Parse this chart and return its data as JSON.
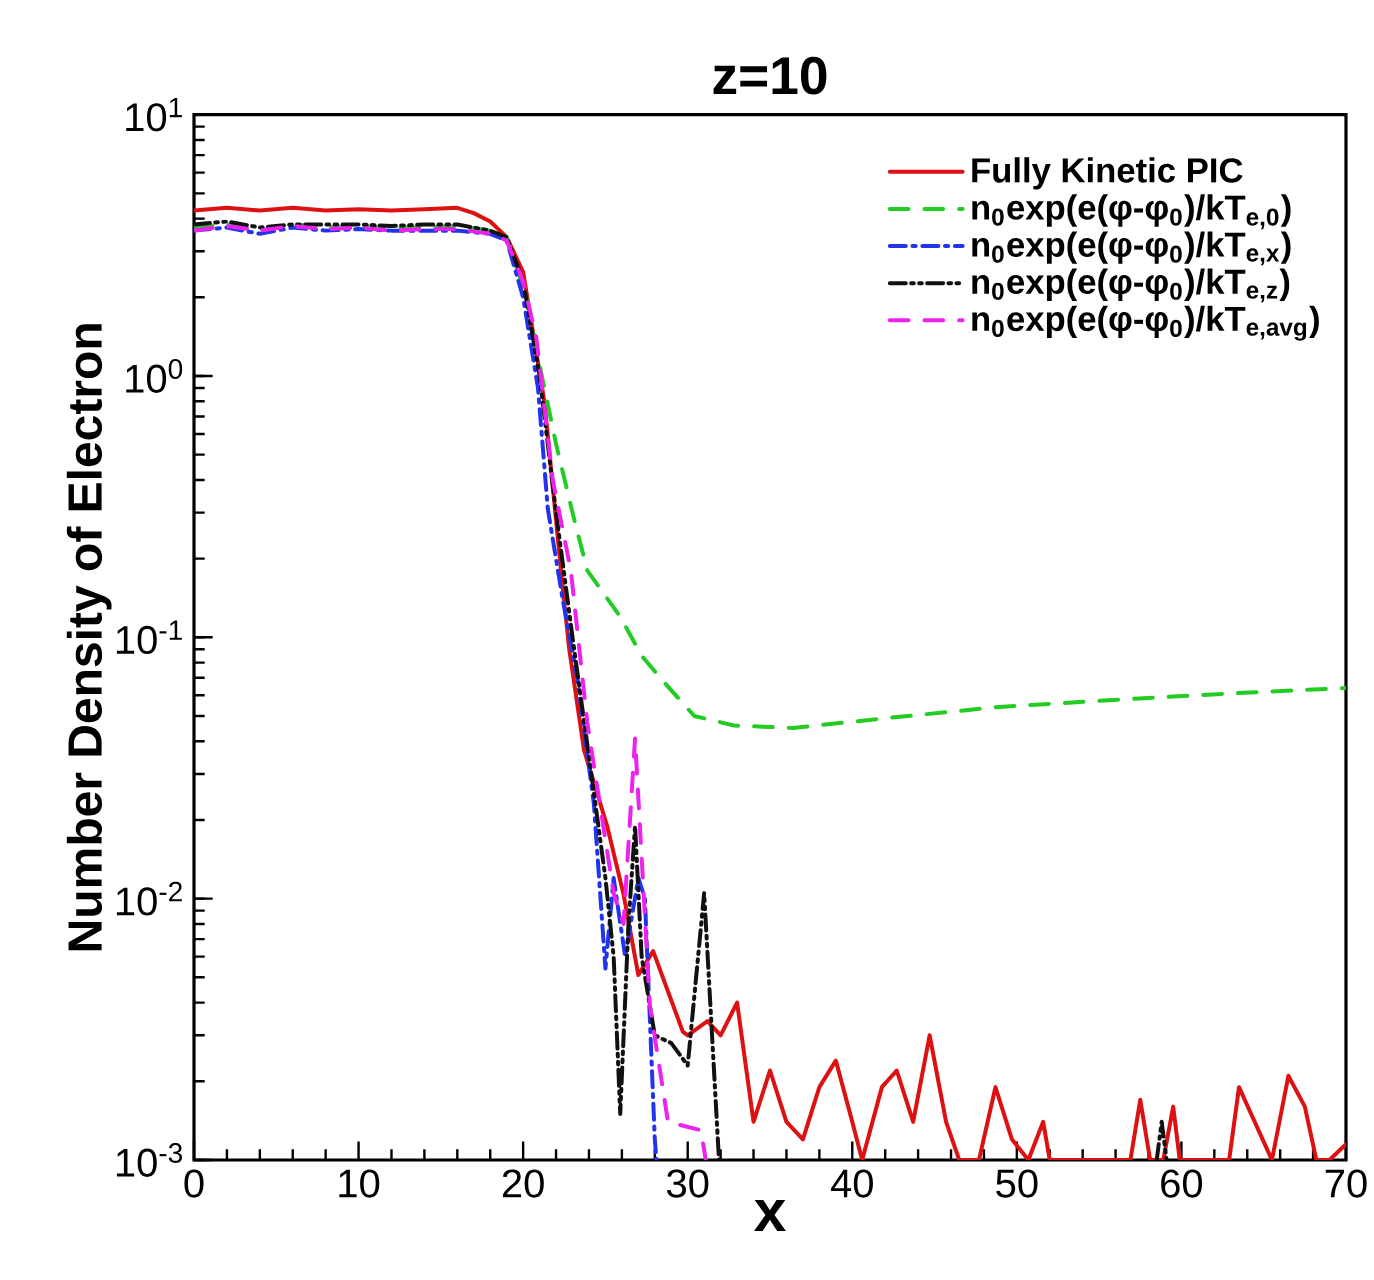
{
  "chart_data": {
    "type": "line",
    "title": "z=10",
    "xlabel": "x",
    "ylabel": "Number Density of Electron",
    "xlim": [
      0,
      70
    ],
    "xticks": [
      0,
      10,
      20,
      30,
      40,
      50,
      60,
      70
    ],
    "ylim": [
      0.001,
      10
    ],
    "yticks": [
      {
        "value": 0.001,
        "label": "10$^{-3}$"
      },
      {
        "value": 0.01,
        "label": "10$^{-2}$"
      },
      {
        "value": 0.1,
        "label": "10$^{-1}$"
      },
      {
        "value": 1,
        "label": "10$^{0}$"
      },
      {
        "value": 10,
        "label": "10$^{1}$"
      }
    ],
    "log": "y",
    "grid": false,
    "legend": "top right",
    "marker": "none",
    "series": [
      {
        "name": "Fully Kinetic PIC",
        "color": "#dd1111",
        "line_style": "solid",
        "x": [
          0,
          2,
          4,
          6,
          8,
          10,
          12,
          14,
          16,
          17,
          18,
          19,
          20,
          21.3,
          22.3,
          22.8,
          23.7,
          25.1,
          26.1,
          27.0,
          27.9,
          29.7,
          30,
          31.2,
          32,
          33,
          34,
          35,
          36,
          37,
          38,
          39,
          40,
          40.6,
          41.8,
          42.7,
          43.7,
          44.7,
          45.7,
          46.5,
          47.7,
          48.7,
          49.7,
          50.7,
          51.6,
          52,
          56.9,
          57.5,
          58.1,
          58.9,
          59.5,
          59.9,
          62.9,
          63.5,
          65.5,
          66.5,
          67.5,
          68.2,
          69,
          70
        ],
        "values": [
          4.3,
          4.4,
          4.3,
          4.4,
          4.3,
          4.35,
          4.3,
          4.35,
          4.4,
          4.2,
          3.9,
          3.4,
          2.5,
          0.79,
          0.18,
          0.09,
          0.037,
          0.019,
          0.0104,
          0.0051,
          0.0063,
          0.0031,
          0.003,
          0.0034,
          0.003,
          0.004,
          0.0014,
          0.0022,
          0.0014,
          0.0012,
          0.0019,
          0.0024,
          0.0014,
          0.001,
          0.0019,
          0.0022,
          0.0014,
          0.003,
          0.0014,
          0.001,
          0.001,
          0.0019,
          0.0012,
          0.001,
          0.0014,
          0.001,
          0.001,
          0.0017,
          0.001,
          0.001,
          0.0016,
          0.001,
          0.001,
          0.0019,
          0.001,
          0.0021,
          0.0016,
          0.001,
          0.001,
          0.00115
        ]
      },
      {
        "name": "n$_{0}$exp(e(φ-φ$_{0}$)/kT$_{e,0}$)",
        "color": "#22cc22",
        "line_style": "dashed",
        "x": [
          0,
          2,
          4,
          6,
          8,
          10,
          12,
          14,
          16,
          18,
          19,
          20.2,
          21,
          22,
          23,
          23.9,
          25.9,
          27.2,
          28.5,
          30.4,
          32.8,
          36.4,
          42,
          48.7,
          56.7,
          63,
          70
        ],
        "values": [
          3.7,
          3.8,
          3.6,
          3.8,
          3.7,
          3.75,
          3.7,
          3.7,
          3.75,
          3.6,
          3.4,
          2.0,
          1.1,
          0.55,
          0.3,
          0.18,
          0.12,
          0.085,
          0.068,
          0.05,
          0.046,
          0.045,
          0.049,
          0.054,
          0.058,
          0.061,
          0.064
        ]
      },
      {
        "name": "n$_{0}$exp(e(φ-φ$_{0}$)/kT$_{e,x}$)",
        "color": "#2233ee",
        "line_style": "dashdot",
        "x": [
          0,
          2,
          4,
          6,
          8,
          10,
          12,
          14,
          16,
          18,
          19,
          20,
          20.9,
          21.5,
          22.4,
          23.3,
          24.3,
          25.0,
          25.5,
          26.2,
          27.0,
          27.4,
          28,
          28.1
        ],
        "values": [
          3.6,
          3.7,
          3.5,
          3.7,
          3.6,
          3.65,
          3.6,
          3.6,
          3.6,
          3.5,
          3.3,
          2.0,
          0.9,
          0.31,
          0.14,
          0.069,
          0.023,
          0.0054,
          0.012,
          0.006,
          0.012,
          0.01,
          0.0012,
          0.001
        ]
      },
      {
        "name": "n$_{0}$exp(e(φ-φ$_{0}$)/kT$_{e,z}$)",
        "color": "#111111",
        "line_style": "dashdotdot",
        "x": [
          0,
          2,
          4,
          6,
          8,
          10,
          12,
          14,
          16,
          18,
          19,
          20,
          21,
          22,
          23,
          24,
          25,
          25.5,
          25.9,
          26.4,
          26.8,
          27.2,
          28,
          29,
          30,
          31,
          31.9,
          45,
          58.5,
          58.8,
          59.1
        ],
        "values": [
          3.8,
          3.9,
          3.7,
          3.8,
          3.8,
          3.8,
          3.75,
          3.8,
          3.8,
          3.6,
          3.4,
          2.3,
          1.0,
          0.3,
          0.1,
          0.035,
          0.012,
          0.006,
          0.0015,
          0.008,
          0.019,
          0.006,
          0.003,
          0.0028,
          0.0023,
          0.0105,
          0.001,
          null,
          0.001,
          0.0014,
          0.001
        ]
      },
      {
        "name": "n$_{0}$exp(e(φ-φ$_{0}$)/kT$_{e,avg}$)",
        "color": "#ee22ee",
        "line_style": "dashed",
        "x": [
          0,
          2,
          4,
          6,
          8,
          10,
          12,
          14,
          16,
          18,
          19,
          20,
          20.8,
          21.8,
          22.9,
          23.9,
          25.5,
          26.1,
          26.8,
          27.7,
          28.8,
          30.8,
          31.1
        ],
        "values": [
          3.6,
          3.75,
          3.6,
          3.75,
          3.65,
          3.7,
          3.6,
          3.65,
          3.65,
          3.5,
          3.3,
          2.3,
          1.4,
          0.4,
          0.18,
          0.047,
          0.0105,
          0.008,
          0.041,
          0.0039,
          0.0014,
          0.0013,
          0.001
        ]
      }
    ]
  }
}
━━━━━━━━━━━━━━━━━━━━━━━━━━━━━━
■ Challenge: Reproduce the material word for word, minus the images.

■ Right answer:
Parse this chart and return its data as JSON.
{
  "chart_data": {
    "type": "line",
    "title": "z=10",
    "xlabel": "x",
    "ylabel": "Number Density of Electron",
    "xlim": [
      0,
      70
    ],
    "xticks": [
      0,
      10,
      20,
      30,
      40,
      50,
      60,
      70
    ],
    "ylim": [
      0.001,
      10
    ],
    "yticks": [
      {
        "value": 0.001,
        "label": "10$^{-3}$"
      },
      {
        "value": 0.01,
        "label": "10$^{-2}$"
      },
      {
        "value": 0.1,
        "label": "10$^{-1}$"
      },
      {
        "value": 1,
        "label": "10$^{0}$"
      },
      {
        "value": 10,
        "label": "10$^{1}$"
      }
    ],
    "log": "y",
    "grid": false,
    "legend": "top right",
    "marker": "none",
    "series": [
      {
        "name": "Fully Kinetic PIC",
        "color": "#dd1111",
        "line_style": "solid",
        "x": [
          0,
          2,
          4,
          6,
          8,
          10,
          12,
          14,
          16,
          17,
          18,
          19,
          20,
          21.3,
          22.3,
          22.8,
          23.7,
          25.1,
          26.1,
          27.0,
          27.9,
          29.7,
          30,
          31.2,
          32,
          33,
          34,
          35,
          36,
          37,
          38,
          39,
          40,
          40.6,
          41.8,
          42.7,
          43.7,
          44.7,
          45.7,
          46.5,
          47.7,
          48.7,
          49.7,
          50.7,
          51.6,
          52,
          56.9,
          57.5,
          58.1,
          58.9,
          59.5,
          59.9,
          62.9,
          63.5,
          65.5,
          66.5,
          67.5,
          68.2,
          69,
          70
        ],
        "values": [
          4.3,
          4.4,
          4.3,
          4.4,
          4.3,
          4.35,
          4.3,
          4.35,
          4.4,
          4.2,
          3.9,
          3.4,
          2.5,
          0.79,
          0.18,
          0.09,
          0.037,
          0.019,
          0.0104,
          0.0051,
          0.0063,
          0.0031,
          0.003,
          0.0034,
          0.003,
          0.004,
          0.0014,
          0.0022,
          0.0014,
          0.0012,
          0.0019,
          0.0024,
          0.0014,
          0.001,
          0.0019,
          0.0022,
          0.0014,
          0.003,
          0.0014,
          0.001,
          0.001,
          0.0019,
          0.0012,
          0.001,
          0.0014,
          0.001,
          0.001,
          0.0017,
          0.001,
          0.001,
          0.0016,
          0.001,
          0.001,
          0.0019,
          0.001,
          0.0021,
          0.0016,
          0.001,
          0.001,
          0.00115
        ]
      },
      {
        "name": "n$_{0}$exp(e(φ-φ$_{0}$)/kT$_{e,0}$)",
        "color": "#22cc22",
        "line_style": "dashed",
        "x": [
          0,
          2,
          4,
          6,
          8,
          10,
          12,
          14,
          16,
          18,
          19,
          20.2,
          21,
          22,
          23,
          23.9,
          25.9,
          27.2,
          28.5,
          30.4,
          32.8,
          36.4,
          42,
          48.7,
          56.7,
          63,
          70
        ],
        "values": [
          3.7,
          3.8,
          3.6,
          3.8,
          3.7,
          3.75,
          3.7,
          3.7,
          3.75,
          3.6,
          3.4,
          2.0,
          1.1,
          0.55,
          0.3,
          0.18,
          0.12,
          0.085,
          0.068,
          0.05,
          0.046,
          0.045,
          0.049,
          0.054,
          0.058,
          0.061,
          0.064
        ]
      },
      {
        "name": "n$_{0}$exp(e(φ-φ$_{0}$)/kT$_{e,x}$)",
        "color": "#2233ee",
        "line_style": "dashdot",
        "x": [
          0,
          2,
          4,
          6,
          8,
          10,
          12,
          14,
          16,
          18,
          19,
          20,
          20.9,
          21.5,
          22.4,
          23.3,
          24.3,
          25.0,
          25.5,
          26.2,
          27.0,
          27.4,
          28,
          28.1
        ],
        "values": [
          3.6,
          3.7,
          3.5,
          3.7,
          3.6,
          3.65,
          3.6,
          3.6,
          3.6,
          3.5,
          3.3,
          2.0,
          0.9,
          0.31,
          0.14,
          0.069,
          0.023,
          0.0054,
          0.012,
          0.006,
          0.012,
          0.01,
          0.0012,
          0.001
        ]
      },
      {
        "name": "n$_{0}$exp(e(φ-φ$_{0}$)/kT$_{e,z}$)",
        "color": "#111111",
        "line_style": "dashdotdot",
        "x": [
          0,
          2,
          4,
          6,
          8,
          10,
          12,
          14,
          16,
          18,
          19,
          20,
          21,
          22,
          23,
          24,
          25,
          25.5,
          25.9,
          26.4,
          26.8,
          27.2,
          28,
          29,
          30,
          31,
          31.9,
          45,
          58.5,
          58.8,
          59.1
        ],
        "values": [
          3.8,
          3.9,
          3.7,
          3.8,
          3.8,
          3.8,
          3.75,
          3.8,
          3.8,
          3.6,
          3.4,
          2.3,
          1.0,
          0.3,
          0.1,
          0.035,
          0.012,
          0.006,
          0.0015,
          0.008,
          0.019,
          0.006,
          0.003,
          0.0028,
          0.0023,
          0.0105,
          0.001,
          null,
          0.001,
          0.0014,
          0.001
        ]
      },
      {
        "name": "n$_{0}$exp(e(φ-φ$_{0}$)/kT$_{e,avg}$)",
        "color": "#ee22ee",
        "line_style": "dashed",
        "x": [
          0,
          2,
          4,
          6,
          8,
          10,
          12,
          14,
          16,
          18,
          19,
          20,
          20.8,
          21.8,
          22.9,
          23.9,
          25.5,
          26.1,
          26.8,
          27.7,
          28.8,
          30.8,
          31.1
        ],
        "values": [
          3.6,
          3.75,
          3.6,
          3.75,
          3.65,
          3.7,
          3.6,
          3.65,
          3.65,
          3.5,
          3.3,
          2.3,
          1.4,
          0.4,
          0.18,
          0.047,
          0.0105,
          0.008,
          0.041,
          0.0039,
          0.0014,
          0.0013,
          0.001
        ]
      }
    ]
  }
}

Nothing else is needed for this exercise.